• WHAT THIS TASK INVOLVES: Count up the lines in the following listing that hold the word "caption", then give only that count.

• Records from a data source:
----

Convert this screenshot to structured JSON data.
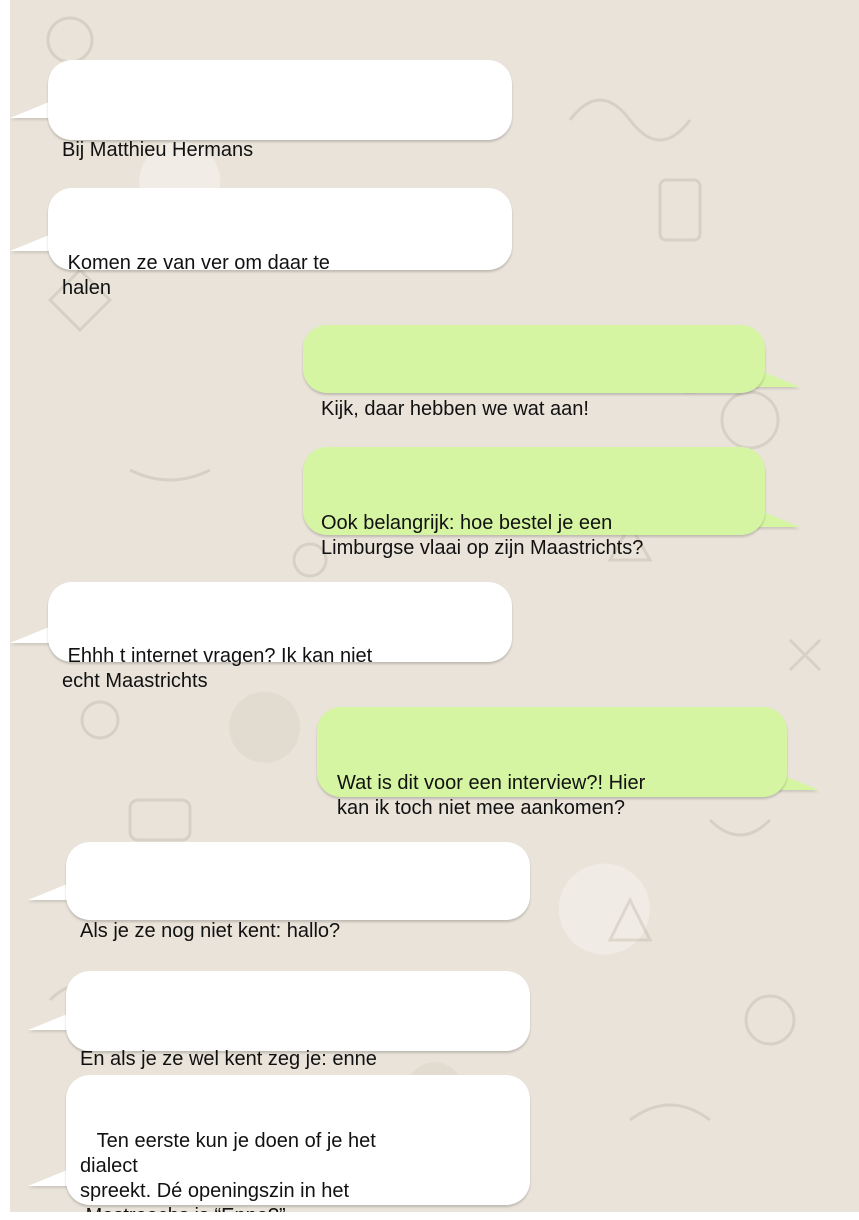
{
  "messages": [
    {
      "direction": "incoming",
      "text": "Bij Matthieu Hermans"
    },
    {
      "direction": "incoming",
      "text": " Komen ze van ver om daar te\nhalen"
    },
    {
      "direction": "outgoing",
      "text": "Kijk, daar hebben we wat aan!"
    },
    {
      "direction": "outgoing",
      "text": "Ook belangrijk: hoe bestel je een\nLimburgse vlaai op zijn Maastrichts?"
    },
    {
      "direction": "incoming",
      "text": " Ehhh t internet vragen? Ik kan niet\necht Maastrichts"
    },
    {
      "direction": "outgoing",
      "text": "Wat is dit voor een interview?! Hier\nkan ik toch niet mee aankomen?"
    },
    {
      "direction": "incoming",
      "text": "Als je ze nog niet kent: hallo?"
    },
    {
      "direction": "incoming",
      "text": "En als je ze wel kent zeg je: enne"
    },
    {
      "direction": "incoming",
      "text": "   Ten eerste kun je doen of je het\ndialect\nspreekt. Dé openingszin in het\n Mestreechs is “Enne?”"
    }
  ],
  "colors": {
    "incoming_bubble": "#ffffff",
    "outgoing_bubble": "#d6f5a3",
    "wallpaper": "#e9e3d9"
  }
}
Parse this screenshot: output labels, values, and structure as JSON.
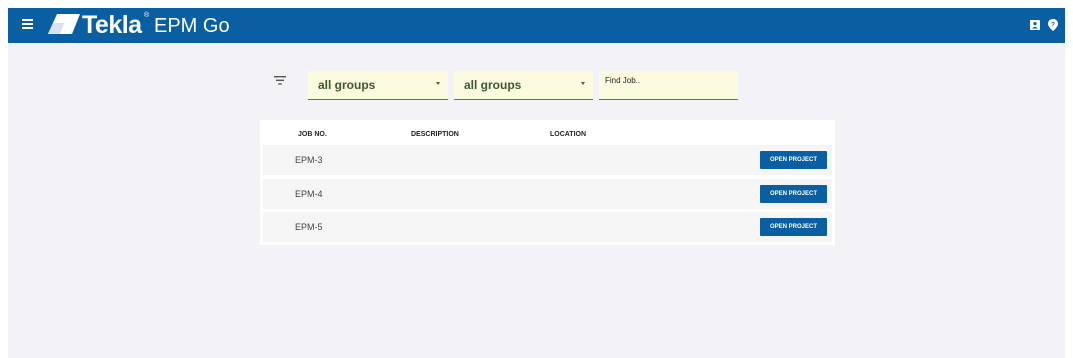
{
  "header": {
    "brand": "Tekla",
    "registered": "®",
    "product": "EPM Go",
    "bar_color": "#0a5fa3",
    "icons": [
      "menu-icon",
      "contact-card-icon",
      "help-icon"
    ]
  },
  "filters": {
    "group_select_1": "all groups",
    "group_select_2": "all groups",
    "search_placeholder": "Find Job..",
    "search_value": ""
  },
  "table": {
    "columns": [
      "JOB NO.",
      "DESCRIPTION",
      "LOCATION"
    ],
    "rows": [
      {
        "job_no": "EPM-3",
        "description": "",
        "location": "",
        "action": "OPEN PROJECT"
      },
      {
        "job_no": "EPM-4",
        "description": "",
        "location": "",
        "action": "OPEN PROJECT"
      },
      {
        "job_no": "EPM-5",
        "description": "",
        "location": "",
        "action": "OPEN PROJECT"
      }
    ]
  }
}
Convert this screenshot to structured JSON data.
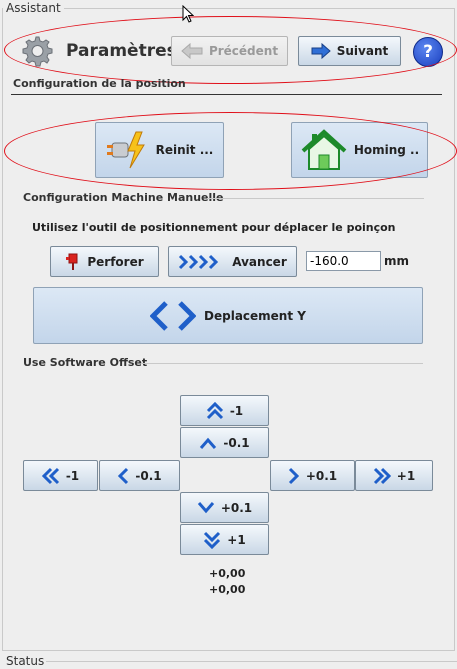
{
  "assistant": {
    "panel_title": "Assistant",
    "header_title": "Paramètres",
    "prev_label": "Précédent",
    "next_label": "Suivant",
    "help_label": "?"
  },
  "position_config": {
    "title": "Configuration de la position",
    "reinit_label": "Reinit ...",
    "homing_label": "Homing .."
  },
  "manual_config": {
    "title": "Configuration Machine Manuelle",
    "instruction": "Utilisez l'outil de positionnement pour déplacer le poinçon",
    "perforer_label": "Perforer",
    "avancer_label": "Avancer",
    "distance_value": "-160.0",
    "unit": "mm",
    "move_y_label": "Deplacement Y"
  },
  "offset": {
    "title": "Use Software Offset",
    "up_1": "-1",
    "up_01": "-0.1",
    "left_1": "-1",
    "left_01": "-0.1",
    "right_01": "+0.1",
    "right_1": "+1",
    "down_01": "+0.1",
    "down_1": "+1",
    "value_x": "+0,00",
    "value_y": "+0,00"
  },
  "status": {
    "title": "Status"
  },
  "colors": {
    "highlight": "#e0101a",
    "accent": "#1f5fc9",
    "help": "#1a3fbf"
  }
}
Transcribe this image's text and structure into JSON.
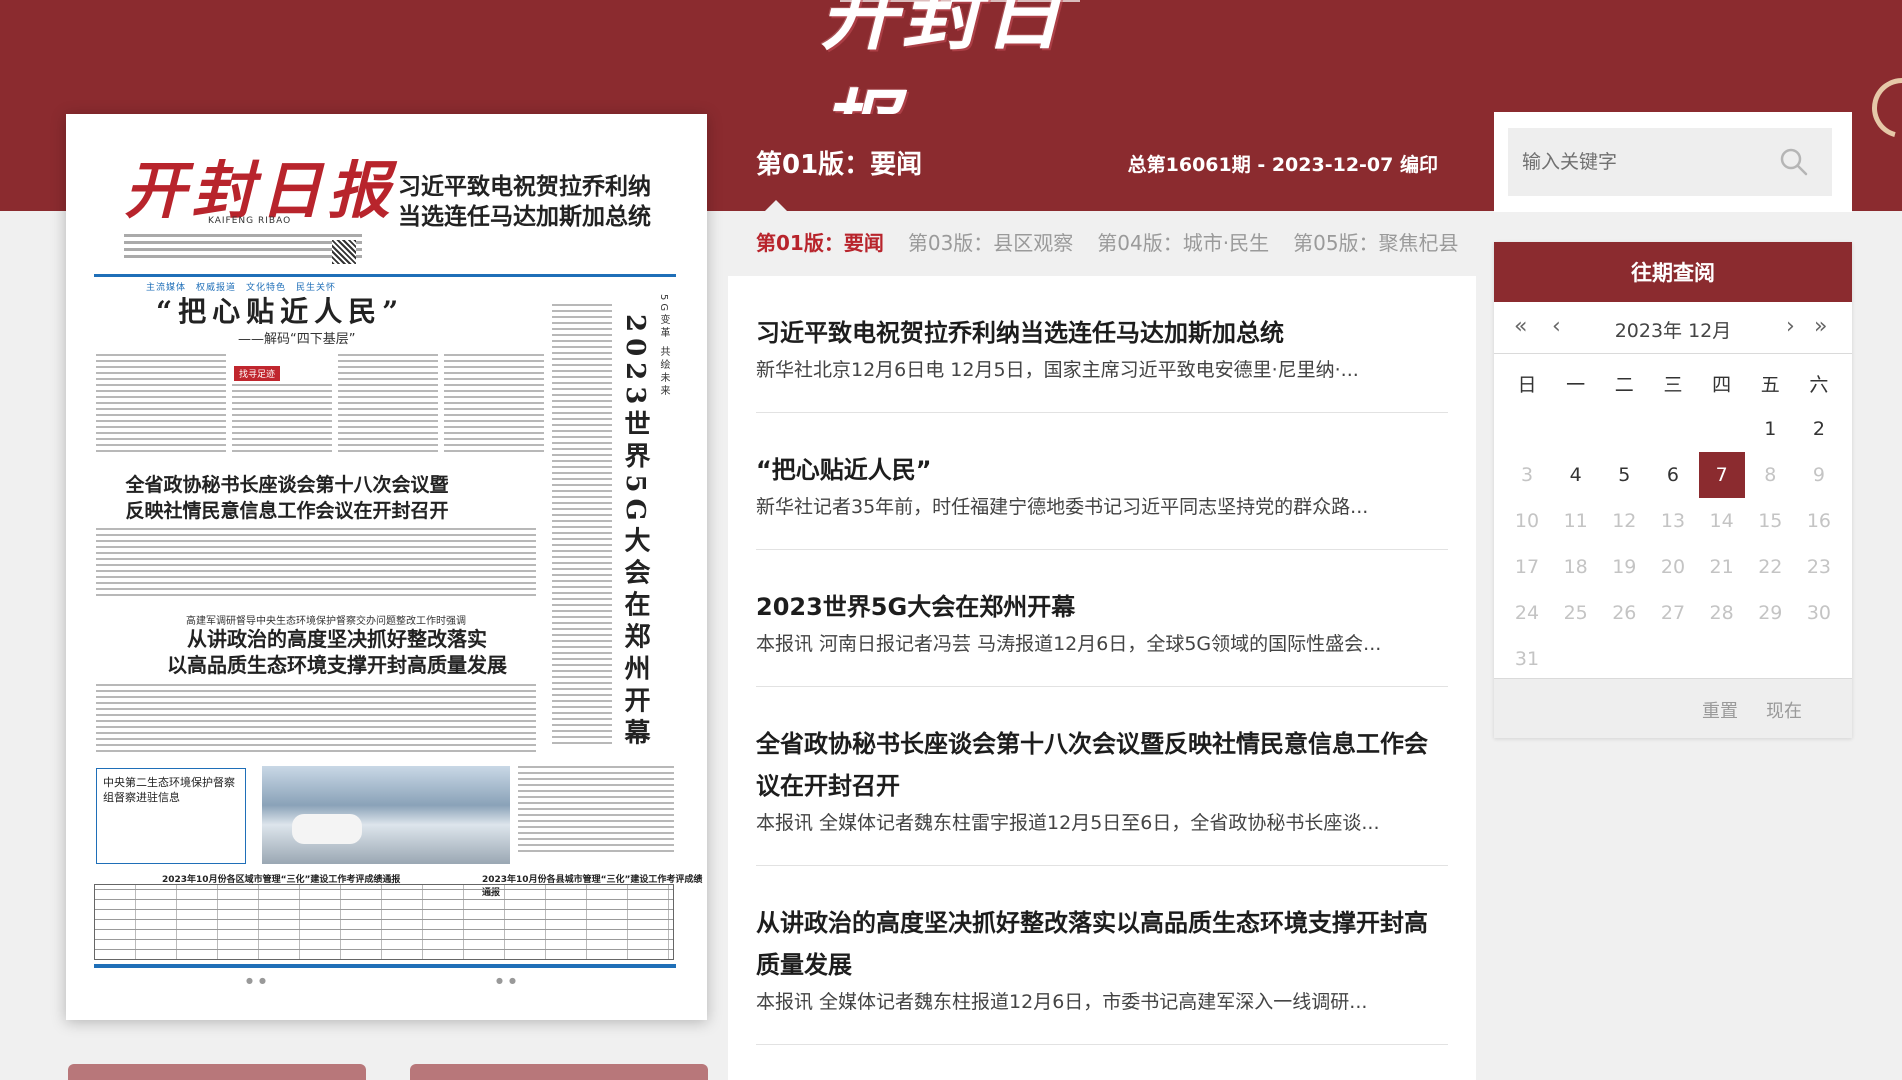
{
  "masthead": {
    "logo_text": "开封日报"
  },
  "paper": {
    "masthead": "开封日报",
    "masthead_en": "KAIFENG RIBAO",
    "headline_lines": [
      "习近平致电祝贺拉乔利纳",
      "当选连任马达加斯加总统"
    ],
    "sections": "主流媒体　权威报道　文化特色　民生关怀",
    "title2": "“把心贴近人民”",
    "subtitle2": "——解码“四下基层”",
    "vertical_headline": "2023世界5G大会在郑州开幕",
    "vertical_kicker": "5G变革 共绘未来",
    "tag": "找寻足迹",
    "title3_lines": [
      "全省政协秘书长座谈会第十八次会议暨",
      "反映社情民意信息工作会议在开封召开"
    ],
    "kicker4": "高建军调研督导中央生态环境保护督察交办问题整改工作时强调",
    "title4_lines": [
      "从讲政治的高度坚决抓好整改落实",
      "以高品质生态环境支撑开封高质量发展"
    ],
    "box_title": "中央第二生态环境保护督察组督察进驻信息",
    "table_title_left": "2023年10月份各区域市管理“三化”建设工作考评成绩通报",
    "table_title_right": "2023年10月份各县城市管理“三化”建设工作考评成绩通报"
  },
  "edition": {
    "title": "第01版：要闻",
    "info": "总第16061期 - 2023-12-07 编印"
  },
  "tabs": [
    {
      "label": "第01版：要闻",
      "active": true
    },
    {
      "label": "第03版：县区观察",
      "active": false
    },
    {
      "label": "第04版：城市·民生",
      "active": false
    },
    {
      "label": "第05版：聚焦杞县",
      "active": false
    }
  ],
  "articles": [
    {
      "title": "习近平致电祝贺拉乔利纳当选连任马达加斯加总统",
      "summary": "新华社北京12月6日电 12月5日，国家主席习近平致电安德里·尼里纳·..."
    },
    {
      "title": "“把心贴近人民”",
      "summary": "新华社记者35年前，时任福建宁德地委书记习近平同志坚持党的群众路..."
    },
    {
      "title": "2023世界5G大会在郑州开幕",
      "summary": "本报讯 河南日报记者冯芸 马涛报道12月6日，全球5G领域的国际性盛会..."
    },
    {
      "title": "全省政协秘书长座谈会第十八次会议暨反映社情民意信息工作会议在开封召开",
      "summary": "本报讯 全媒体记者魏东柱雷宇报道12月5日至6日，全省政协秘书长座谈..."
    },
    {
      "title": "从讲政治的高度坚决抓好整改落实以高品质生态环境支撑开封高质量发展",
      "summary": "本报讯 全媒体记者魏东柱报道12月6日，市委书记高建军深入一线调研..."
    }
  ],
  "search": {
    "placeholder": "输入关键字"
  },
  "calendar": {
    "header": "往期查阅",
    "prev_year": "«",
    "prev_month": "‹",
    "next_month": "›",
    "next_year": "»",
    "month_label": "2023年 12月",
    "weekdays": [
      "日",
      "一",
      "二",
      "三",
      "四",
      "五",
      "六"
    ],
    "selected_day": 7,
    "available_days": [
      1,
      2,
      4,
      5,
      6,
      7
    ],
    "reset_label": "重置",
    "now_label": "现在"
  },
  "colors": {
    "brand": "#8b2b2f",
    "accent": "#b8242c"
  },
  "icons": {
    "search": "search-icon"
  }
}
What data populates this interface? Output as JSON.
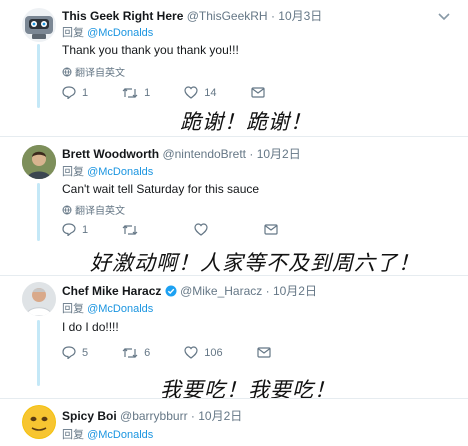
{
  "tweets": [
    {
      "name": "This Geek Right Here",
      "handle": "@ThisGeekRH",
      "date": "· 10月3日",
      "reply_prefix": "回复",
      "reply_to": "@McDonalds",
      "text": "Thank you thank you thank you!!!",
      "translate": "翻译自英文",
      "reply_count": "1",
      "retweet_count": "1",
      "like_count": "14",
      "caption": "跪谢！跪谢！"
    },
    {
      "name": "Brett Woodworth",
      "handle": "@nintendoBrett",
      "date": "· 10月2日",
      "reply_prefix": "回复",
      "reply_to": "@McDonalds",
      "text": "Can't wait tell Saturday for this sauce",
      "translate": "翻译自英文",
      "reply_count": "1",
      "retweet_count": "",
      "like_count": "",
      "caption": "好激动啊！人家等不及到周六了！"
    },
    {
      "name": "Chef Mike Haracz",
      "handle": "@Mike_Haracz",
      "date": "· 10月2日",
      "reply_prefix": "回复",
      "reply_to": "@McDonalds",
      "text": "I do I do!!!!",
      "reply_count": "5",
      "retweet_count": "6",
      "like_count": "106",
      "caption": "我要吃！我要吃！"
    },
    {
      "name": "Spicy Boi",
      "handle": "@barrybburr",
      "date": "· 10月2日",
      "reply_prefix": "回复",
      "reply_to": "@McDonalds"
    }
  ],
  "colors": {
    "accent": "#1b95e0",
    "muted": "#657786",
    "thread": "#c4e8f7",
    "verified": "#1da1f2"
  },
  "icons": [
    "reply-icon",
    "retweet-icon",
    "like-icon",
    "dm-icon",
    "globe-icon",
    "caret-down-icon",
    "verified-badge-icon"
  ]
}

----

• RESULT OF THIS TASK: 3